Give an exact copy of every line, leaving images out.

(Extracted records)
____________________
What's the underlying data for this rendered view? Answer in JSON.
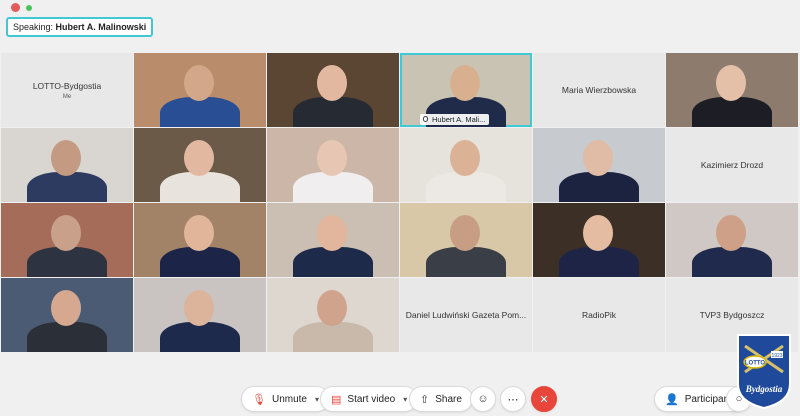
{
  "window": {
    "close_color": "#e35b5b",
    "max_color": "#4ac55a"
  },
  "speaking": {
    "prefix": "Speaking:",
    "name": "Hubert A. Malinowski"
  },
  "tiles": [
    {
      "name": "LOTTO-Bydgostia",
      "sub": "Me",
      "kind": "blank"
    },
    {
      "kind": "video",
      "bg": "#b98c6c",
      "skin": "#d2a78a",
      "shirt": "#2a4e93"
    },
    {
      "kind": "video",
      "bg": "#5b4633",
      "skin": "#e3b8a0",
      "shirt": "#262a33"
    },
    {
      "kind": "video",
      "bg": "#c9c3b4",
      "skin": "#d8b08f",
      "shirt": "#1f2b48",
      "tag": "Hubert A. Mali...",
      "active": true
    },
    {
      "name": "Maria Wierzbowska",
      "kind": "blank"
    },
    {
      "kind": "video",
      "bg": "#8d7c6d",
      "skin": "#e4c0a8",
      "shirt": "#1d1d26"
    },
    {
      "kind": "video",
      "bg": "#d9d5d0",
      "skin": "#c59a83",
      "shirt": "#2d3b60"
    },
    {
      "kind": "video",
      "bg": "#6b5a48",
      "skin": "#e2b9a0",
      "shirt": "#e8e3dc"
    },
    {
      "kind": "video",
      "bg": "#cbb6a8",
      "skin": "#e7c7b4",
      "shirt": "#f0eeee"
    },
    {
      "kind": "video",
      "bg": "#e6e2dc",
      "skin": "#dcb297",
      "shirt": "#ece8e4"
    },
    {
      "kind": "video",
      "bg": "#c7cbcf",
      "skin": "#e0bca6",
      "shirt": "#1b2340"
    },
    {
      "name": "Kazimierz Drozd",
      "kind": "blank"
    },
    {
      "kind": "video",
      "bg": "#a56d59",
      "skin": "#c9a08a",
      "shirt": "#2d3340"
    },
    {
      "kind": "video",
      "bg": "#a38367",
      "skin": "#e0b59a",
      "shirt": "#1c2448"
    },
    {
      "kind": "video",
      "bg": "#cabfb2",
      "skin": "#e1b69c",
      "shirt": "#1e2a4a"
    },
    {
      "kind": "video",
      "bg": "#d8c8a8",
      "skin": "#c79e83",
      "shirt": "#3a3e46"
    },
    {
      "kind": "video",
      "bg": "#3c3026",
      "skin": "#e3bca2",
      "shirt": "#1d2446"
    },
    {
      "kind": "video",
      "bg": "#cfc8c4",
      "skin": "#cfa088",
      "shirt": "#1f2a4c"
    },
    {
      "kind": "video",
      "bg": "#4c5b74",
      "skin": "#d6a88f",
      "shirt": "#2b2f38"
    },
    {
      "kind": "video",
      "bg": "#c9c4c2",
      "skin": "#dcb49c",
      "shirt": "#1d2a4c"
    },
    {
      "kind": "video",
      "bg": "#ddd7cf",
      "skin": "#cfa38c",
      "shirt": "#c9b9aa"
    },
    {
      "name": "Daniel Ludwiński Gazeta Pom...",
      "kind": "blank"
    },
    {
      "name": "RadioPik",
      "kind": "blank"
    },
    {
      "name": "TVP3 Bydgoszcz",
      "kind": "blank"
    }
  ],
  "toolbar": {
    "unmute": "Unmute",
    "start_video": "Start video",
    "share": "Share",
    "reactions_icon": "smiley-icon",
    "more_icon": "more-icon",
    "end_icon": "close-icon",
    "participants": "Participants",
    "end_color": "#e8463b"
  },
  "crest": {
    "text": "Bydgostia",
    "logo": "LOTTO",
    "year": "1923"
  }
}
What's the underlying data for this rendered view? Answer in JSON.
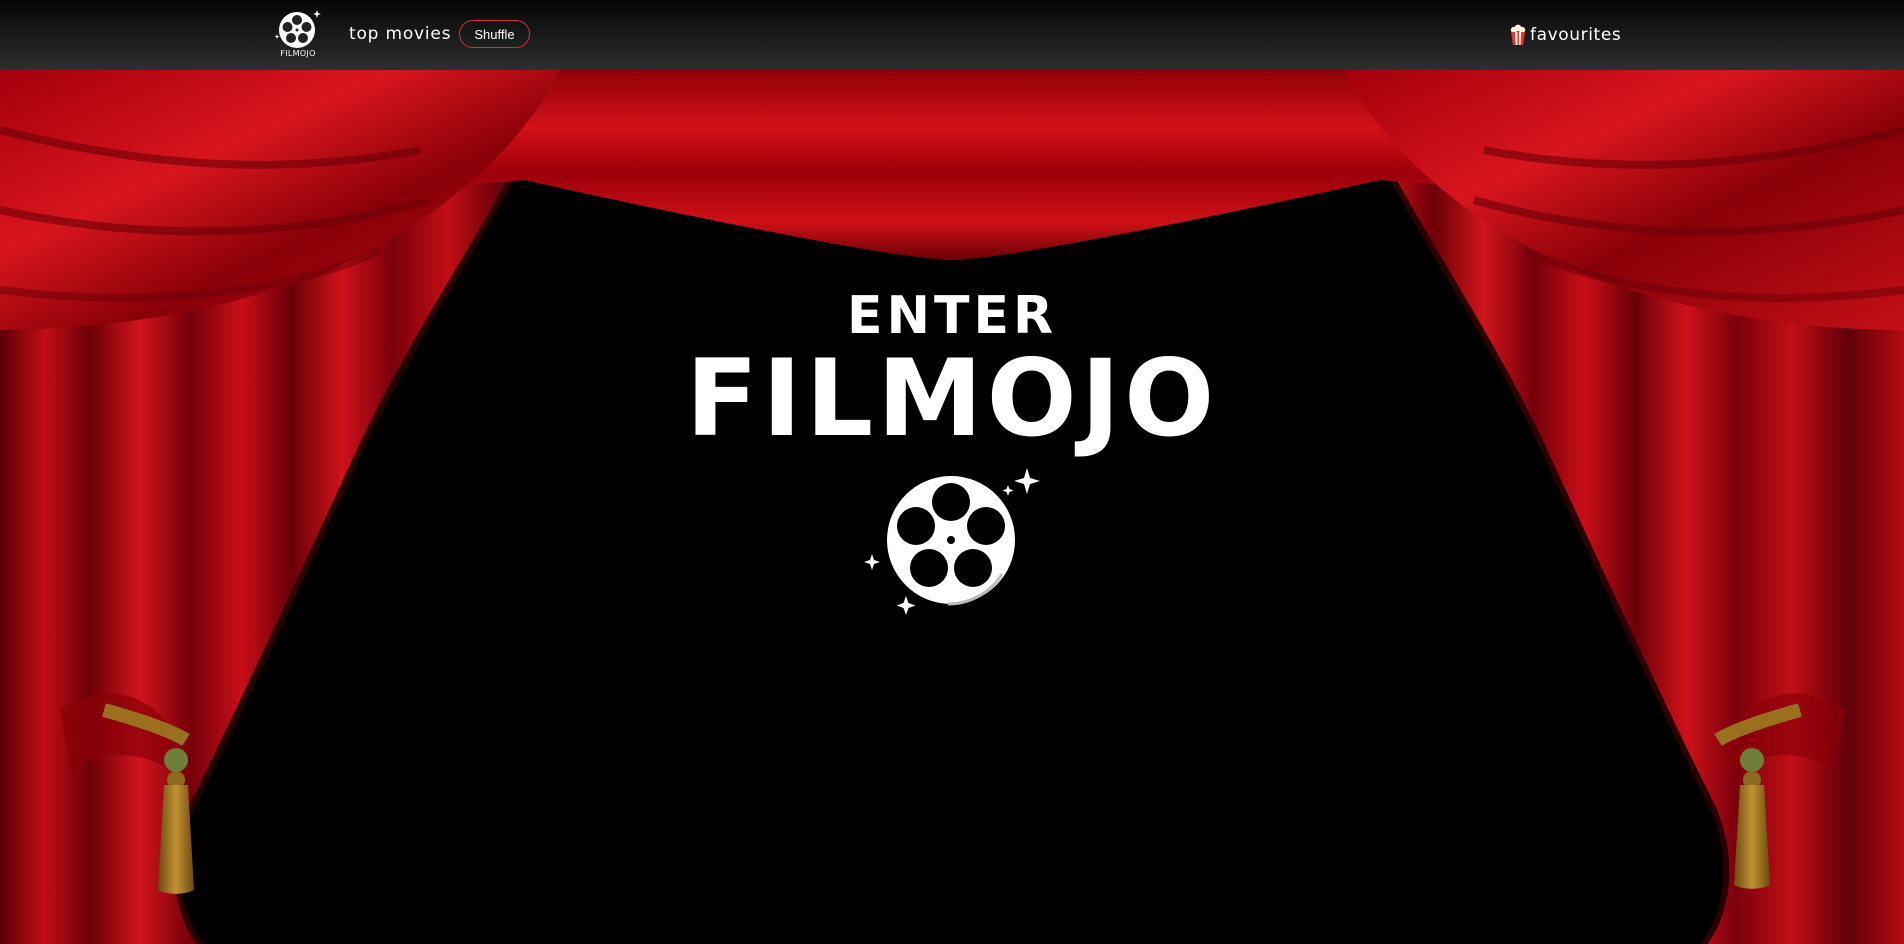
{
  "nav": {
    "logo_text": "FILMOJO",
    "logo_icon": "film-reel-icon",
    "top_movies_label": "top movies",
    "shuffle_label": "Shuffle",
    "favourites_label": "favourites",
    "favourites_icon": "popcorn-icon",
    "shuffle_border_color": "#d6303a"
  },
  "hero": {
    "subtitle": "ENTER",
    "title": "FILMOJO",
    "icon": "film-reel-icon"
  },
  "colors": {
    "curtain_red": "#b80a12",
    "tassel_gold": "#a87a22",
    "stage_background": "#000000"
  }
}
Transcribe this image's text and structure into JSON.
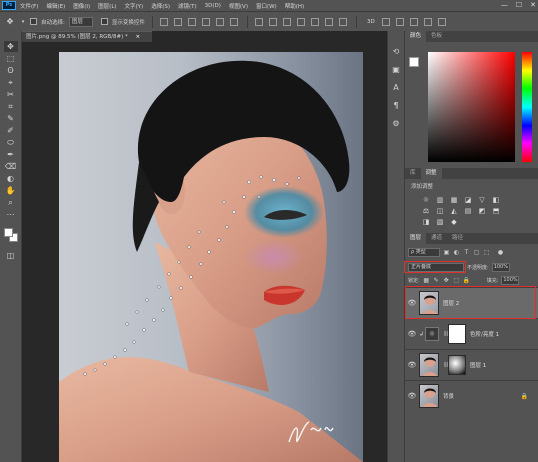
{
  "menu": {
    "logo": "Ps",
    "items": [
      "文件(F)",
      "编辑(E)",
      "图像(I)",
      "图层(L)",
      "文字(Y)",
      "选择(S)",
      "滤镜(T)",
      "3D(D)",
      "视图(V)",
      "窗口(W)",
      "帮助(H)"
    ],
    "win_min": "—",
    "win_max": "☐",
    "win_close": "✕"
  },
  "options": {
    "auto_select_label": "自动选择:",
    "auto_select_value": "图层",
    "show_transform_label": "显示变换控件"
  },
  "document": {
    "tab_title": "图片.png @ 89.5% (图层 2, RGB/8#) *",
    "close": "×"
  },
  "tools": [
    "✥",
    "⬚",
    "ʘ",
    "⌖",
    "✂",
    "⌗",
    "✎",
    "✐",
    "⬭",
    "✒",
    "⌫",
    "◐",
    "✋",
    "⌕",
    "⋯"
  ],
  "right_strip": [
    "⟲",
    "▣",
    "A",
    "¶",
    "⚙"
  ],
  "color_panel": {
    "tabs": [
      "颜色",
      "色板"
    ],
    "fg_color": "#ffffff"
  },
  "adjustments": {
    "tabs": [
      "库",
      "调整"
    ],
    "title": "添加调整",
    "icons": [
      "☼",
      "▥",
      "▦",
      "◪",
      "▽",
      "◧",
      "⚖",
      "◫",
      "◭",
      "▤",
      "◩",
      "⬒",
      "◨",
      "▧",
      "◆"
    ]
  },
  "layers_panel": {
    "tabs": [
      "图层",
      "通道",
      "路径"
    ],
    "filter_kind": "ρ 类型",
    "blend_mode": "正片叠底",
    "opacity_label": "不透明度:",
    "opacity_value": "100%",
    "lock_label": "锁定:",
    "fill_label": "填充:",
    "fill_value": "100%",
    "layers": [
      {
        "name": "图层 2",
        "visible": true,
        "selected": true
      },
      {
        "name": "色阶/亮度 1",
        "visible": true,
        "selected": false
      },
      {
        "name": "图层 1",
        "visible": true,
        "selected": false
      },
      {
        "name": "背景",
        "visible": true,
        "selected": false
      }
    ],
    "lock_icon": "🔒"
  },
  "photo": {
    "signature": "yu"
  },
  "colors": {
    "accent_red": "#e0302c",
    "panel_bg": "#535353"
  }
}
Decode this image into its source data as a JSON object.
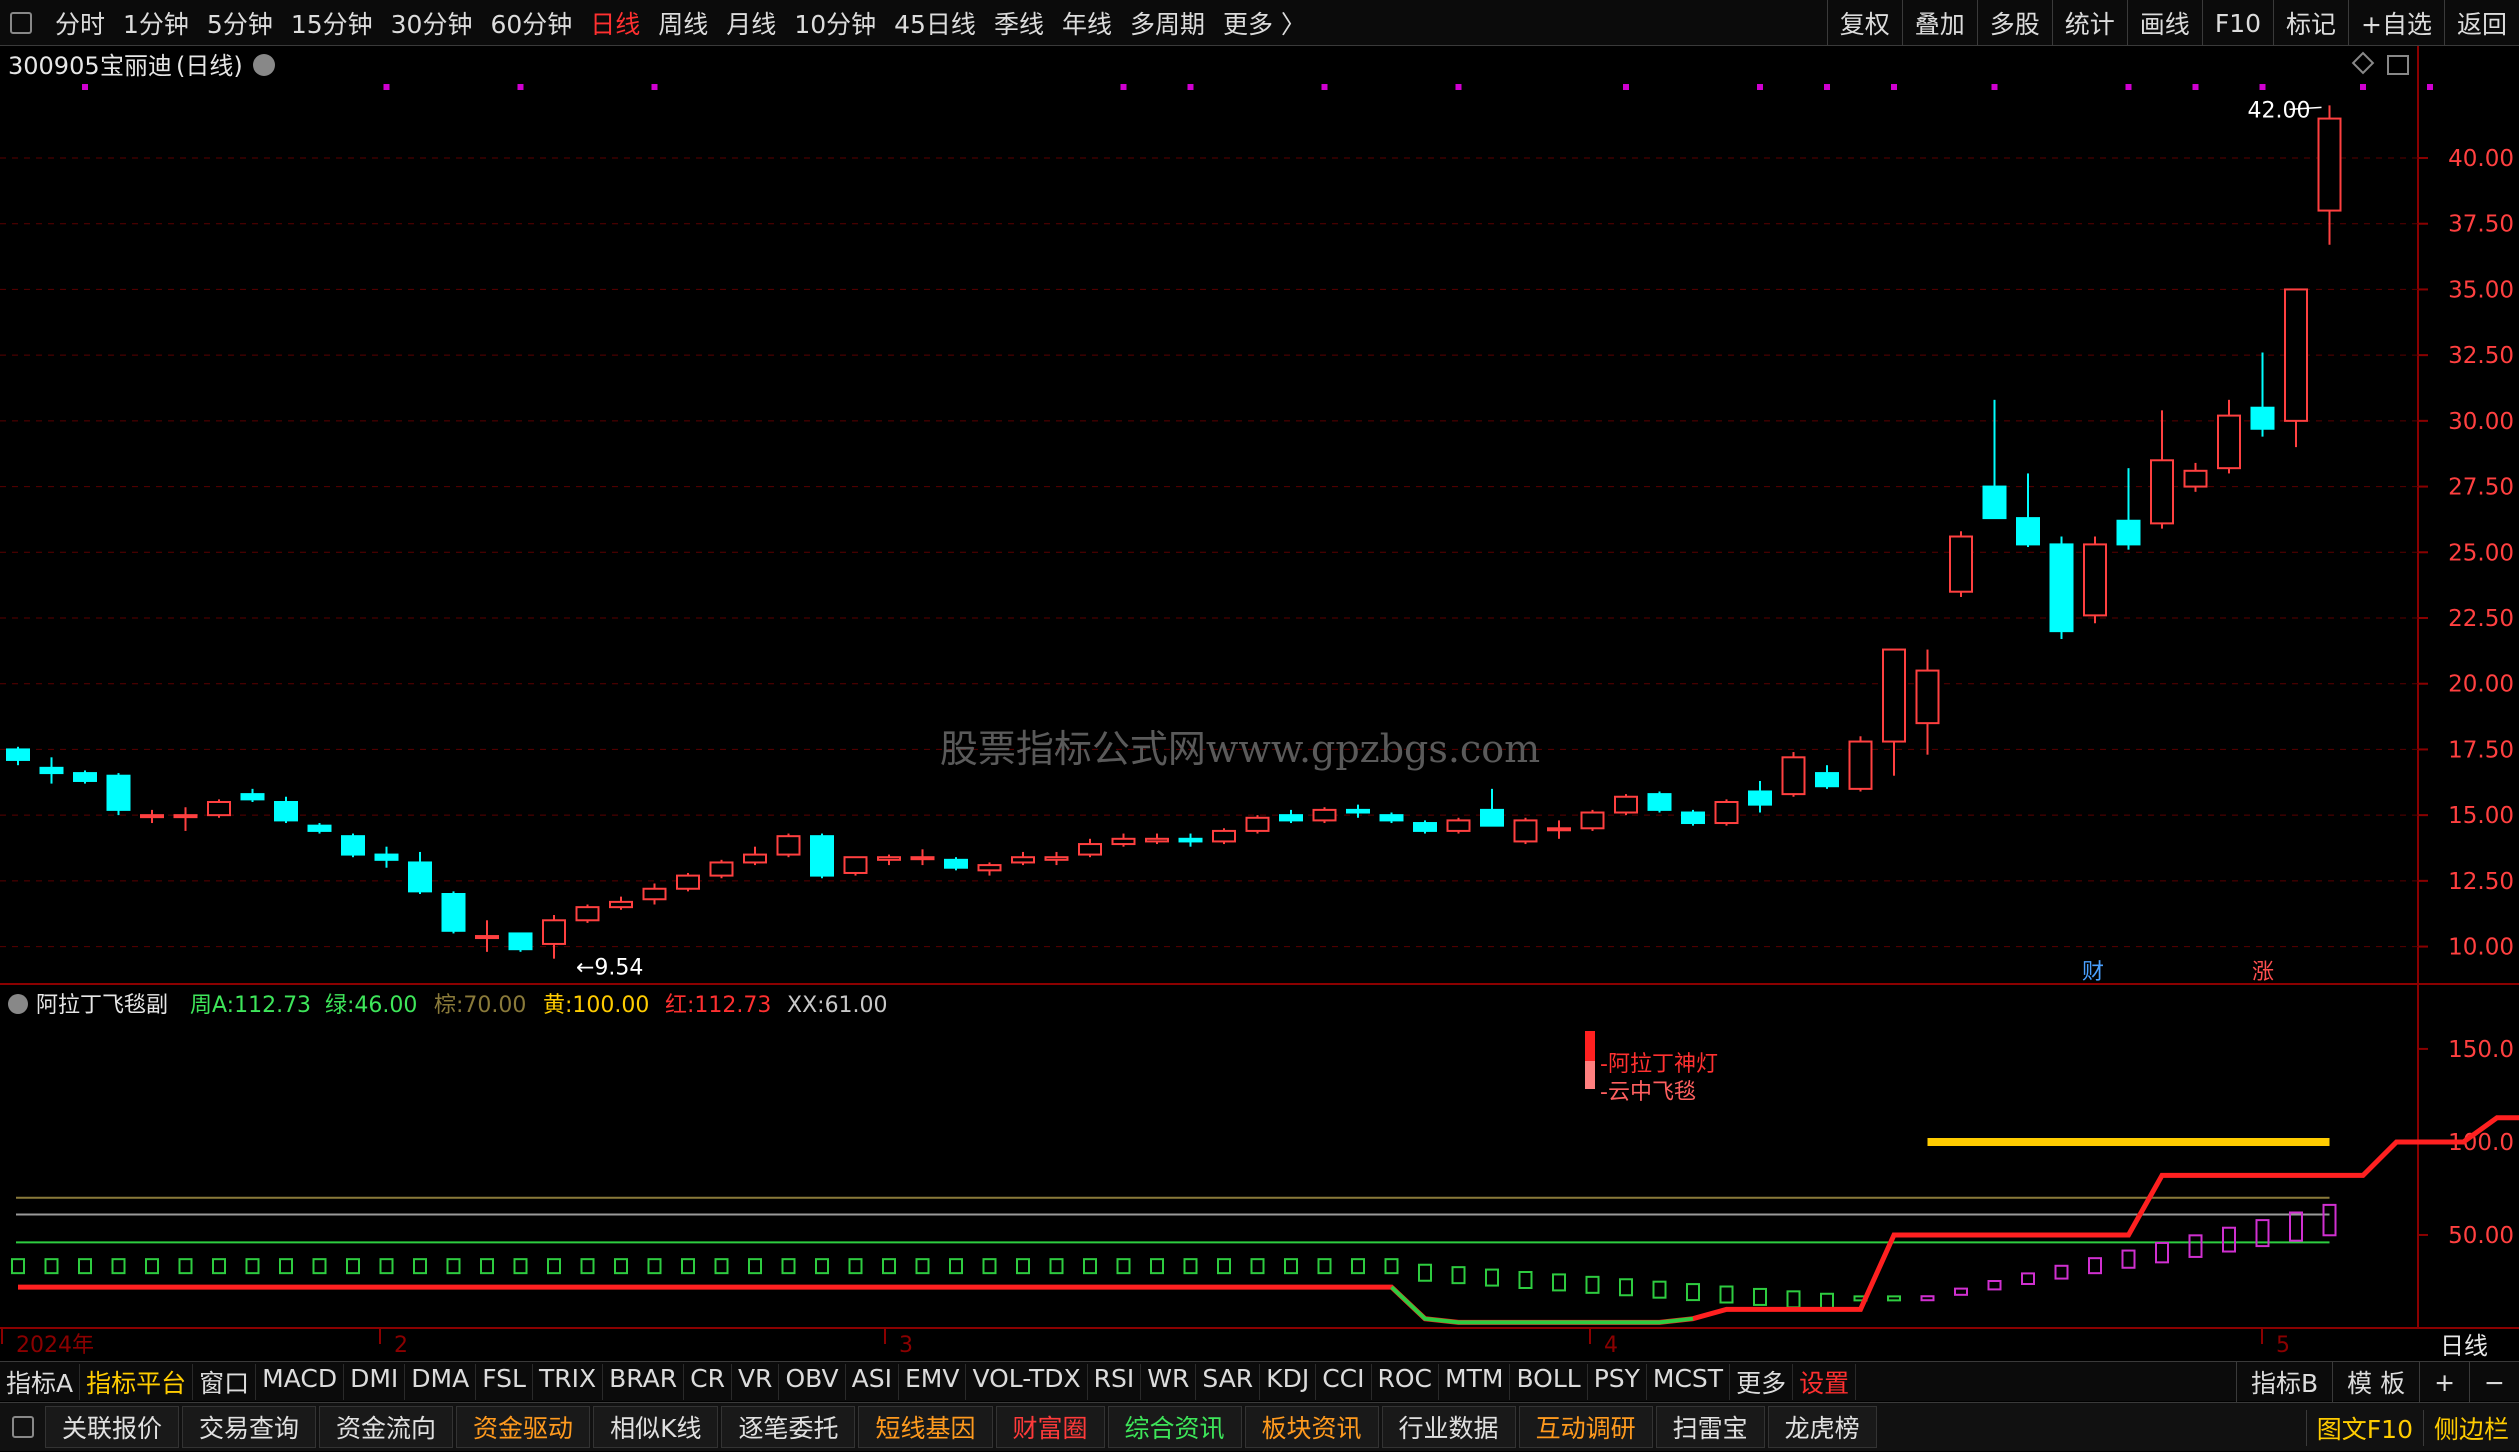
____________________
▶ _Solution_:
What's the underlying data for this rendered view? Answer in JSON.
{
  "window": {
    "close_color": "#e35b5b",
    "max_color": "#4ac55a"
  },
  "speaking": {
    "prefix": "Speaking:",
    "name": "Hubert A. Malinowski"
  },
  "tiles": [
    {
      "name": "LOTTO-Bydgostia",
      "sub": "Me",
      "kind": "blank"
    },
    {
      "kind": "video",
      "bg": "#b98c6c",
      "skin": "#d2a78a",
      "shirt": "#2a4e93"
    },
    {
      "kind": "video",
      "bg": "#5b4633",
      "skin": "#e3b8a0",
      "shirt": "#262a33"
    },
    {
      "kind": "video",
      "bg": "#c9c3b4",
      "skin": "#d8b08f",
      "shirt": "#1f2b48",
      "tag": "Hubert A. Mali...",
      "active": true
    },
    {
      "name": "Maria Wierzbowska",
      "kind": "blank"
    },
    {
      "kind": "video",
      "bg": "#8d7c6d",
      "skin": "#e4c0a8",
      "shirt": "#1d1d26"
    },
    {
      "kind": "video",
      "bg": "#d9d5d0",
      "skin": "#c59a83",
      "shirt": "#2d3b60"
    },
    {
      "kind": "video",
      "bg": "#6b5a48",
      "skin": "#e2b9a0",
      "shirt": "#e8e3dc"
    },
    {
      "kind": "video",
      "bg": "#cbb6a8",
      "skin": "#e7c7b4",
      "shirt": "#f0eeee"
    },
    {
      "kind": "video",
      "bg": "#e6e2dc",
      "skin": "#dcb297",
      "shirt": "#ece8e4"
    },
    {
      "kind": "video",
      "bg": "#c7cbcf",
      "skin": "#e0bca6",
      "shirt": "#1b2340"
    },
    {
      "name": "Kazimierz Drozd",
      "kind": "blank"
    },
    {
      "kind": "video",
      "bg": "#a56d59",
      "skin": "#c9a08a",
      "shirt": "#2d3340"
    },
    {
      "kind": "video",
      "bg": "#a38367",
      "skin": "#e0b59a",
      "shirt": "#1c2448"
    },
    {
      "kind": "video",
      "bg": "#cabfb2",
      "skin": "#e1b69c",
      "shirt": "#1e2a4a"
    },
    {
      "kind": "video",
      "bg": "#d8c8a8",
      "skin": "#c79e83",
      "shirt": "#3a3e46"
    },
    {
      "kind": "video",
      "bg": "#3c3026",
      "skin": "#e3bca2",
      "shirt": "#1d2446"
    },
    {
      "kind": "video",
      "bg": "#cfc8c4",
      "skin": "#cfa088",
      "shirt": "#1f2a4c"
    },
    {
      "kind": "video",
      "bg": "#4c5b74",
      "skin": "#d6a88f",
      "shirt": "#2b2f38"
    },
    {
      "kind": "video",
      "bg": "#c9c4c2",
      "skin": "#dcb49c",
      "shirt": "#1d2a4c"
    },
    {
      "kind": "video",
      "bg": "#ddd7cf",
      "skin": "#cfa38c",
      "shirt": "#c9b9aa"
    },
    {
      "name": "Daniel Ludwiński Gazeta Pom...",
      "kind": "blank"
    },
    {
      "name": "RadioPik",
      "kind": "blank"
    },
    {
      "name": "TVP3 Bydgoszcz",
      "kind": "blank"
    }
  ],
  "toolbar": {
    "unmute": "Unmute",
    "start_video": "Start video",
    "share": "Share",
    "reactions_icon": "smiley-icon",
    "more_icon": "more-icon",
    "end_icon": "close-icon",
    "participants": "Participants",
    "end_color": "#e8463b"
  },
  "crest": {
    "text": "Bydgostia",
    "logo": "LOTTO",
    "year": "1923"
  }
}
What's the underlying data for this rendered view? Answer in JSON.
{
  "nav": {
    "logo_text": "FILMOJO",
    "logo_icon": "film-reel-icon",
    "top_movies_label": "top movies",
    "shuffle_label": "Shuffle",
    "favourites_label": "favourites",
    "favourites_icon": "popcorn-icon",
    "shuffle_border_color": "#d6303a"
  },
  "hero": {
    "subtitle": "ENTER",
    "title": "FILMOJO",
    "icon": "film-reel-icon"
  },
  "colors": {
    "curtain_red": "#b80a12",
    "tassel_gold": "#a87a22",
    "stage_background": "#000000"
  }
}
Transcribe this image's text and structure into JSON.
{
  "menu": {
    "logo": "Ps",
    "items": [
      "文件(F)",
      "编辑(E)",
      "图像(I)",
      "图层(L)",
      "文字(Y)",
      "选择(S)",
      "滤镜(T)",
      "3D(D)",
      "视图(V)",
      "窗口(W)",
      "帮助(H)"
    ],
    "win_min": "—",
    "win_max": "☐",
    "win_close": "✕"
  },
  "options": {
    "auto_select_label": "自动选择:",
    "auto_select_value": "图层",
    "show_transform_label": "显示变换控件"
  },
  "document": {
    "tab_title": "图片.png @ 89.5% (图层 2, RGB/8#) *",
    "close": "×"
  },
  "tools": [
    "✥",
    "⬚",
    "ʘ",
    "⌖",
    "✂",
    "⌗",
    "✎",
    "✐",
    "⬭",
    "✒",
    "⌫",
    "◐",
    "✋",
    "⌕",
    "⋯"
  ],
  "right_strip": [
    "⟲",
    "▣",
    "A",
    "¶",
    "⚙"
  ],
  "color_panel": {
    "tabs": [
      "颜色",
      "色板"
    ],
    "fg_color": "#ffffff"
  },
  "adjustments": {
    "tabs": [
      "库",
      "调整"
    ],
    "title": "添加调整",
    "icons": [
      "☼",
      "▥",
      "▦",
      "◪",
      "▽",
      "◧",
      "⚖",
      "◫",
      "◭",
      "▤",
      "◩",
      "⬒",
      "◨",
      "▧",
      "◆"
    ]
  },
  "layers_panel": {
    "tabs": [
      "图层",
      "通道",
      "路径"
    ],
    "filter_kind": "ρ 类型",
    "blend_mode": "正片叠底",
    "opacity_label": "不透明度:",
    "opacity_value": "100%",
    "lock_label": "锁定:",
    "fill_label": "填充:",
    "fill_value": "100%",
    "layers": [
      {
        "name": "图层 2",
        "visible": true,
        "selected": true
      },
      {
        "name": "色阶/亮度 1",
        "visible": true,
        "selected": false
      },
      {
        "name": "图层 1",
        "visible": true,
        "selected": false
      },
      {
        "name": "背景",
        "visible": true,
        "selected": false
      }
    ],
    "lock_icon": "🔒"
  },
  "photo": {
    "signature": "yu"
  },
  "colors": {
    "accent_red": "#e0302c",
    "panel_bg": "#535353"
  }
}
Decode this image into its source data as a JSON object.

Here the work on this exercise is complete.